*Description of the task:* Could you write the entries out again, exactly as they appear?

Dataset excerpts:
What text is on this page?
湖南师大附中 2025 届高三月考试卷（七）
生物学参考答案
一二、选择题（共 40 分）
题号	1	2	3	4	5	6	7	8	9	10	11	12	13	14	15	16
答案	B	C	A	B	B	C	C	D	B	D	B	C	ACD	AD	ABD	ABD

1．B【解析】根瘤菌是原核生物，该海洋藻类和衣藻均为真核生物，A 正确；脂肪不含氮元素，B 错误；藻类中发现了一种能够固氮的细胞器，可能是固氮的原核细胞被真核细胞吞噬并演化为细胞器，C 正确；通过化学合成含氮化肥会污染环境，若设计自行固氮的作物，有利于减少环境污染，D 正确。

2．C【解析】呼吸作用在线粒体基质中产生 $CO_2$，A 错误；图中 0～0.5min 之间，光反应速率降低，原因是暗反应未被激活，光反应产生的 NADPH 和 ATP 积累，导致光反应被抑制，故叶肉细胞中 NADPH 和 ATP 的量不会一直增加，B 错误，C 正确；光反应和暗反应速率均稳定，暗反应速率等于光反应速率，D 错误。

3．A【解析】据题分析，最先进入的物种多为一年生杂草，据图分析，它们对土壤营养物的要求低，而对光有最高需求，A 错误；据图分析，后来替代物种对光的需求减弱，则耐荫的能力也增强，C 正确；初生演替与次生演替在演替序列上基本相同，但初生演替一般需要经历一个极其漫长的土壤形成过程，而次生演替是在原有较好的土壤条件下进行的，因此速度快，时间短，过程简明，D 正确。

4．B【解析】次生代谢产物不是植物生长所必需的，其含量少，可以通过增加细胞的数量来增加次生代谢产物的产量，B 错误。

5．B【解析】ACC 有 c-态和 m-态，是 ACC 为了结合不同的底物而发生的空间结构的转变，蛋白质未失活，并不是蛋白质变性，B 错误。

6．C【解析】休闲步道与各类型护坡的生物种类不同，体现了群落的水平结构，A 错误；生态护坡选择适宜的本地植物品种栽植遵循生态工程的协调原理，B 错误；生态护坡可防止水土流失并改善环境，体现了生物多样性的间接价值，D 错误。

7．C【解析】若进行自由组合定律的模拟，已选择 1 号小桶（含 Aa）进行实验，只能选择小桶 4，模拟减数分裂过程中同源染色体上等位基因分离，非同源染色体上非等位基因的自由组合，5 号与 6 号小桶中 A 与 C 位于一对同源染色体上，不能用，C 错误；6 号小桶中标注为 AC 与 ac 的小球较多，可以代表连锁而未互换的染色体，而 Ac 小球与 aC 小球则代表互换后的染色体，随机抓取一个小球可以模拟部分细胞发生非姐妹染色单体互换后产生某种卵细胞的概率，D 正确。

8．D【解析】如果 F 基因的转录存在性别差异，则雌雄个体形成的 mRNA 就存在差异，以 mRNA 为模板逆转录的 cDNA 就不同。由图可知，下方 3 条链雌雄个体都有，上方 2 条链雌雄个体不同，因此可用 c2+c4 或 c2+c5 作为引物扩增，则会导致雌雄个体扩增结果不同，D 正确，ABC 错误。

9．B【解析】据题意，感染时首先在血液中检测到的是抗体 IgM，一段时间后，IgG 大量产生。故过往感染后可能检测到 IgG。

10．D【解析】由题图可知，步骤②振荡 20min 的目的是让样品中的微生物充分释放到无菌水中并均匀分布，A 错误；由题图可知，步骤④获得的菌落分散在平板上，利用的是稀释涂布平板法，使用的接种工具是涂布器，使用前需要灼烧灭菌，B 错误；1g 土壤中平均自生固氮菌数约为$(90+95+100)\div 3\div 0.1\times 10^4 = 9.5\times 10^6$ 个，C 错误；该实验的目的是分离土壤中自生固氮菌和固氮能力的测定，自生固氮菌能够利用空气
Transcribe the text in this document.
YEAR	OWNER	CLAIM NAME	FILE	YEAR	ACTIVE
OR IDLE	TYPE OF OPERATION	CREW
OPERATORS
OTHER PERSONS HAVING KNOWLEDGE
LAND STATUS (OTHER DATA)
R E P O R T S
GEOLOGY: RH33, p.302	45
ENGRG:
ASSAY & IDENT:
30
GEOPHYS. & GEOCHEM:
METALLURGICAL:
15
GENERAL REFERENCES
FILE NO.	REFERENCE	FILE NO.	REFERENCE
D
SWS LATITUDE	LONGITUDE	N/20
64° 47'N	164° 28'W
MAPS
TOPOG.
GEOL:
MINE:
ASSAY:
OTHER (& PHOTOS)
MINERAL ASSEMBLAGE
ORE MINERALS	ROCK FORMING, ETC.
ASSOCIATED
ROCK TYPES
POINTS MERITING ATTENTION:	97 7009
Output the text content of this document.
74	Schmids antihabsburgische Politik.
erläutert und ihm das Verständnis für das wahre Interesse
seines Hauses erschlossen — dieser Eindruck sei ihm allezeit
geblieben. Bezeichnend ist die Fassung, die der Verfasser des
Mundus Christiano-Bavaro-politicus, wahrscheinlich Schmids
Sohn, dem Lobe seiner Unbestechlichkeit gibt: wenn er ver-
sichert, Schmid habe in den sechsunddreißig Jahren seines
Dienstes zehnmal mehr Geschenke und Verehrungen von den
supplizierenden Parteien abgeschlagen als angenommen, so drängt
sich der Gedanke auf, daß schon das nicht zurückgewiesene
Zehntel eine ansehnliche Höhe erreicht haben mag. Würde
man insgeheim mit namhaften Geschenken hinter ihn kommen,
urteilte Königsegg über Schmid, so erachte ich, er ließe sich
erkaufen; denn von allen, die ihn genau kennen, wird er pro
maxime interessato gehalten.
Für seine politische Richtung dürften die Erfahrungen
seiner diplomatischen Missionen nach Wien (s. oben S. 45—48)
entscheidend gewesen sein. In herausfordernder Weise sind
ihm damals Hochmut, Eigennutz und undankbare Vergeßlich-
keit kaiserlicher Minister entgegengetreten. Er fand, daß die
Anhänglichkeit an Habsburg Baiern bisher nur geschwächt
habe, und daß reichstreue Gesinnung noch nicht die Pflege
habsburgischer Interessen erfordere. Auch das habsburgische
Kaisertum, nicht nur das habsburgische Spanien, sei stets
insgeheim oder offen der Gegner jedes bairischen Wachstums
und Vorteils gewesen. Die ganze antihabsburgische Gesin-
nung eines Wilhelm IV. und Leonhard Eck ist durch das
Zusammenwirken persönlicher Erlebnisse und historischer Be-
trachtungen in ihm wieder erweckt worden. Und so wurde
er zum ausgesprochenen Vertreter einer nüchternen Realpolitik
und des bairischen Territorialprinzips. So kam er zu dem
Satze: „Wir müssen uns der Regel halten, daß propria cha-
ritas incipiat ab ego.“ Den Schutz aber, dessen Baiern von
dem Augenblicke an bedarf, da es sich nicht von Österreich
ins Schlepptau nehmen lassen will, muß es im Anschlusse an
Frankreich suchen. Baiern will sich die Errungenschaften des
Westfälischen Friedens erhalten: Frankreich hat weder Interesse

*Answer box:*
What text is on this page?
湖南师大附中 2025 届高三月考试卷（七）
生物学参考答案
一二、选择题（共 40 分）
题号	1	2	3	4	5	6	7	8	9	10	11	12	13	14	15	16
答案	B	C	A	B	B	C	C	D	B	D	B	C	ACD	AD	ABD	ABD

1．B【解析】根瘤菌是原核生物，该海洋藻类和衣藻均为真核生物，A 正确；脂肪不含氮元素，B 错误；藻类中发现了一种能够固氮的细胞器，可能是固氮的原核细胞被真核细胞吞噬并演化为细胞器，C 正确；通过化学合成含氮化肥会污染环境，若设计自行固氮的作物，有利于减少环境污染，D 正确。

2．C【解析】呼吸作用在线粒体基质中产生 $CO_2$，A 错误；图中 0～0.5min 之间，光反应速率降低，原因是暗反应未被激活，光反应产生的 NADPH 和 ATP 积累，导致光反应被抑制，故叶肉细胞中 NADPH 和 ATP 的量不会一直增加，B 错误，C 正确；光反应和暗反应速率均稳定，暗反应速率等于光反应速率，D 错误。

3．A【解析】据题分析，最先进入的物种多为一年生杂草，据图分析，它们对土壤营养物的要求低，而对光有最高需求，A 错误；据图分析，后来替代物种对光的需求减弱，则耐荫的能力也增强，C 正确；初生演替与次生演替在演替序列上基本相同，但初生演替一般需要经历一个极其漫长的土壤形成过程，而次生演替是在原有较好的土壤条件下进行的，因此速度快，时间短，过程简明，D 正确。

4．B【解析】次生代谢产物不是植物生长所必需的，其含量少，可以通过增加细胞的数量来增加次生代谢产物的产量，B 错误。

5．B【解析】ACC 有 c-态和 m-态，是 ACC 为了结合不同的底物而发生的空间结构的转变，蛋白质未失活，并不是蛋白质变性，B 错误。

6．C【解析】休闲步道与各类型护坡的生物种类不同，体现了群落的水平结构，A 错误；生态护坡选择适宜的本地植物品种栽植遵循生态工程的协调原理，B 错误；生态护坡可防止水土流失并改善环境，体现了生物多样性的间接价值，D 错误。

7．C【解析】若进行自由组合定律的模拟，已选择 1 号小桶（含 Aa）进行实验，只能选择小桶 4，模拟减数分裂过程中同源染色体上等位基因分离，非同源染色体上非等位基因的自由组合，5 号与 6 号小桶中 A 与 C 位于一对同源染色体上，不能用，C 错误；6 号小桶中标注为 AC 与 ac 的小球较多，可以代表连锁而未互换的染色体，而 Ac 小球与 aC 小球则代表互换后的染色体，随机抓取一个小球可以模拟部分细胞发生非姐妹染色单体互换后产生某种卵细胞的概率，D 正确。

8．D【解析】如果 F 基因的转录存在性别差异，则雌雄个体形成的 mRNA 就存在差异，以 mRNA 为模板逆转录的 cDNA 就不同。由图可知，下方 3 条链雌雄个体都有，上方 2 条链雌雄个体不同，因此可用 c2+c4 或 c2+c5 作为引物扩增，则会导致雌雄个体扩增结果不同，D 正确，ABC 错误。

9．B【解析】据题意，感染时首先在血液中检测到的是抗体 IgM，一段时间后，IgG 大量产生。故过往感染后可能检测到 IgG。

10．D【解析】由题图可知，步骤②振荡 20min 的目的是让样品中的微生物充分释放到无菌水中并均匀分布，A 错误；由题图可知，步骤④获得的菌落分散在平板上，利用的是稀释涂布平板法，使用的接种工具是涂布器，使用前需要灼烧灭菌，B 错误；1g 土壤中平均自生固氮菌数约为$(90+95+100)\div 3\div 0.1\times 10^4 = 9.5\times 10^6$ 个，C 错误；该实验的目的是分离土壤中自生固氮菌和固氮能力的测定，自生固氮菌能够利用空气
Transcribe the text in this document.
YEAR	OWNER	CLAIM NAME	FILE	YEAR	ACTIVE
OR IDLE	TYPE OF OPERATION	CREW
OPERATORS
OTHER PERSONS HAVING KNOWLEDGE
LAND STATUS (OTHER DATA)
R E P O R T S
GEOLOGY: RH33, p.302	45
ENGRG:
ASSAY & IDENT:
30
GEOPHYS. & GEOCHEM:
METALLURGICAL:
15
GENERAL REFERENCES
FILE NO.	REFERENCE	FILE NO.	REFERENCE
D
SWS LATITUDE	LONGITUDE	N/20
64° 47'N	164° 28'W
MAPS
TOPOG.
GEOL:
MINE:
ASSAY:
OTHER (& PHOTOS)
MINERAL ASSEMBLAGE
ORE MINERALS	ROCK FORMING, ETC.
ASSOCIATED
ROCK TYPES
POINTS MERITING ATTENTION:	97 7009
Output the text content of this document.
74	Schmids antihabsburgische Politik.
erläutert und ihm das Verständnis für das wahre Interesse
seines Hauses erschlossen — dieser Eindruck sei ihm allezeit
geblieben. Bezeichnend ist die Fassung, die der Verfasser des
Mundus Christiano-Bavaro-politicus, wahrscheinlich Schmids
Sohn, dem Lobe seiner Unbestechlichkeit gibt: wenn er ver-
sichert, Schmid habe in den sechsunddreißig Jahren seines
Dienstes zehnmal mehr Geschenke und Verehrungen von den
supplizierenden Parteien abgeschlagen als angenommen, so drängt
sich der Gedanke auf, daß schon das nicht zurückgewiesene
Zehntel eine ansehnliche Höhe erreicht haben mag. Würde
man insgeheim mit namhaften Geschenken hinter ihn kommen,
urteilte Königsegg über Schmid, so erachte ich, er ließe sich
erkaufen; denn von allen, die ihn genau kennen, wird er pro
maxime interessato gehalten.
Für seine politische Richtung dürften die Erfahrungen
seiner diplomatischen Missionen nach Wien (s. oben S. 45—48)
entscheidend gewesen sein. In herausfordernder Weise sind
ihm damals Hochmut, Eigennutz und undankbare Vergeßlich-
keit kaiserlicher Minister entgegengetreten. Er fand, daß die
Anhänglichkeit an Habsburg Baiern bisher nur geschwächt
habe, und daß reichstreue Gesinnung noch nicht die Pflege
habsburgischer Interessen erfordere. Auch das habsburgische
Kaisertum, nicht nur das habsburgische Spanien, sei stets
insgeheim oder offen der Gegner jedes bairischen Wachstums
und Vorteils gewesen. Die ganze antihabsburgische Gesin-
nung eines Wilhelm IV. und Leonhard Eck ist durch das
Zusammenwirken persönlicher Erlebnisse und historischer Be-
trachtungen in ihm wieder erweckt worden. Und so wurde
er zum ausgesprochenen Vertreter einer nüchternen Realpolitik
und des bairischen Territorialprinzips. So kam er zu dem
Satze: „Wir müssen uns der Regel halten, daß propria cha-
ritas incipiat ab ego.“ Den Schutz aber, dessen Baiern von
dem Augenblicke an bedarf, da es sich nicht von Österreich
ins Schlepptau nehmen lassen will, muß es im Anschlusse an
Frankreich suchen. Baiern will sich die Errungenschaften des
Westfälischen Friedens erhalten: Frankreich hat weder Interesse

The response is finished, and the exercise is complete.